● **Exercise tasks**
1. In the legal excerpt, what is the earliest date at which Tarley claims she was the victim of race and national-origin discrimination?
2. Transcribe the technical drawing dataset rows word for word, from the first line of the rows through the line holding "The second arm 62 is at (693, 412).", inclusive.

● **Page text**
>> Start
II. WHETHER TARLEY'S CLAIMS ARE TIME-BARRED
A. Claims Pertaining to Failure to Hire/Promote Beginning in 1992
Tarley alludes to numerous incidents, sometimes specifically and sometimes generally, whereby she allegedly was the victim of race and national-origin discrimination as early as August 1992. ( See, e.g., Def. App. at 11, 44; Compl. at ¶¶ 13-14). Although not altogether clear from Tarley's pleadings, she appears to allege that between 1992 and 1995, there were several instances where Crawford refused to hire or promote her to certain positions.
>> End
● **Stored data entries**
>> Start
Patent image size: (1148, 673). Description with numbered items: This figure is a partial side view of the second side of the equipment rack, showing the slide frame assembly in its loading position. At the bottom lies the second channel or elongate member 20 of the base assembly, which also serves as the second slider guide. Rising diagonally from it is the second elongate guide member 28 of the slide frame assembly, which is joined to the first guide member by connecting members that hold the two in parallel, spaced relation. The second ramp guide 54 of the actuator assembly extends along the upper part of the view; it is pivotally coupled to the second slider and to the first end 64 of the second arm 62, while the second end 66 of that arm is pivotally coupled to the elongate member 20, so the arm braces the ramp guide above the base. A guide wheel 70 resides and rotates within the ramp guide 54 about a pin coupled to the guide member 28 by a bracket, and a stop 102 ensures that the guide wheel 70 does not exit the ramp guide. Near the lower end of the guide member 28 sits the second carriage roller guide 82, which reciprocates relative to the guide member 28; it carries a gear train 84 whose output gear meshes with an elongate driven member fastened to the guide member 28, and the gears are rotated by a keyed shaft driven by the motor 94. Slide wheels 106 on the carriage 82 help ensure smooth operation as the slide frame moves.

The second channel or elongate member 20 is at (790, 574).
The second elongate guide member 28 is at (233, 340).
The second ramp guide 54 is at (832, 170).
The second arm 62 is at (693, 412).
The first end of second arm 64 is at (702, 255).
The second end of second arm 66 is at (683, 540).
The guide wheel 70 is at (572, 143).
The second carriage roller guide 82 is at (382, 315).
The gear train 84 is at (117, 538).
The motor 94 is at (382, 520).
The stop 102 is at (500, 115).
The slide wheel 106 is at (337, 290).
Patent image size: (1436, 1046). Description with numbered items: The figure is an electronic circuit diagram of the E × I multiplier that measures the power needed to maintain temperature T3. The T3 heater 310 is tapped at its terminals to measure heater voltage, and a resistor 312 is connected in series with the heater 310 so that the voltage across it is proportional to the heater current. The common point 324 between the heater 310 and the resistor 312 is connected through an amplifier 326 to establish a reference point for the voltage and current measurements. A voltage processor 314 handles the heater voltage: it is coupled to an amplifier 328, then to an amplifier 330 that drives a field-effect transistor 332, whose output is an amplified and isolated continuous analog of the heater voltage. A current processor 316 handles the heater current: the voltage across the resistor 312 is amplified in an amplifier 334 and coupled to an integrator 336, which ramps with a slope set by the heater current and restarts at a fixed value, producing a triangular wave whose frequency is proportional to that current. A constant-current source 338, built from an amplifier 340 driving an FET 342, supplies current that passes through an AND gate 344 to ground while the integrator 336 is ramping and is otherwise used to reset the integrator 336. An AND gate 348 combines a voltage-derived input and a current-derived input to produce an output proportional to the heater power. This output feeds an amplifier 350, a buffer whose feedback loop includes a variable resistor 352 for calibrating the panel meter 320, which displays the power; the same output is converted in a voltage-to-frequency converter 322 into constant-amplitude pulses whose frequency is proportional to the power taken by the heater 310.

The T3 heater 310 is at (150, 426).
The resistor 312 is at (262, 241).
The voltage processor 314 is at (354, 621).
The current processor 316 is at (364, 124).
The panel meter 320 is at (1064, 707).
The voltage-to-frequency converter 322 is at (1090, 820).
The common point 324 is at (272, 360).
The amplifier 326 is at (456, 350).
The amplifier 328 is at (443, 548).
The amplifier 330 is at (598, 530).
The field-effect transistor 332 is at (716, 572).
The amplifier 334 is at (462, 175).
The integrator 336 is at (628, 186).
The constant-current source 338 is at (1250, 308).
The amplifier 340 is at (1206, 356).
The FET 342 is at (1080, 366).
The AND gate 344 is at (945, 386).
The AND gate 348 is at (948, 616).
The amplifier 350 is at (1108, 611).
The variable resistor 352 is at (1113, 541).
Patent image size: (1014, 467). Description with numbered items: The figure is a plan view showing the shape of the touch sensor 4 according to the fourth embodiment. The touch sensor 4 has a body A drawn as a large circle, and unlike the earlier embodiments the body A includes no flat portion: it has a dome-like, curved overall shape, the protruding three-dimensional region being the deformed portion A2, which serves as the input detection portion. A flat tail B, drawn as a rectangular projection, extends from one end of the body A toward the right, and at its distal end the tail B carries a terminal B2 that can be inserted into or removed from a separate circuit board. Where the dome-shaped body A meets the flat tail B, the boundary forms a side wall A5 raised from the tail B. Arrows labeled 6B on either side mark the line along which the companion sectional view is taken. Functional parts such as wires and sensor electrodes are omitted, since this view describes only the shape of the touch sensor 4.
>> End
● **Solution list**
1. August 1992

2.
Patent image size: (1148, 673). Description with numbered items: This figure is a partial side view of the second side of the equipment rack, showing the slide frame assembly in its loading position. At the bottom lies the second channel or elongate member 20 of the base assembly, which also serves as the second slider guide. Rising diagonally from it is the second elongate guide member 28 of the slide frame assembly, which is joined to the first guide member by connecting members that hold the two in parallel, spaced relation. The second ramp guide 54 of the actuator assembly extends along the upper part of the view; it is pivotally coupled to the second slider and to the first end 64 of the second arm 62, while the second end 66 of that arm is pivotally coupled to the elongate member 20, so the arm braces the ramp guide above the base. A guide wheel 70 resides and rotates within the ramp guide 54 about a pin coupled to the guide member 28 by a bracket, and a stop 102 ensures that the guide wheel 70 does not exit the ramp guide. Near the lower end of the guide member 28 sits the second carriage roller guide 82, which reciprocates relative to the guide member 28; it carries a gear train 84 whose output gear meshes with an elongate driven member fastened to the guide member 28, and the gears are rotated by a keyed shaft driven by the motor 94. Slide wheels 106 on the carriage 82 help ensure smooth operation as the slide frame moves.

The second channel or elongate member 20 is at (790, 574).
The second elongate guide member 28 is at (233, 340).
The second ramp guide 54 is at (832, 170).
The second arm 62 is at (693, 412).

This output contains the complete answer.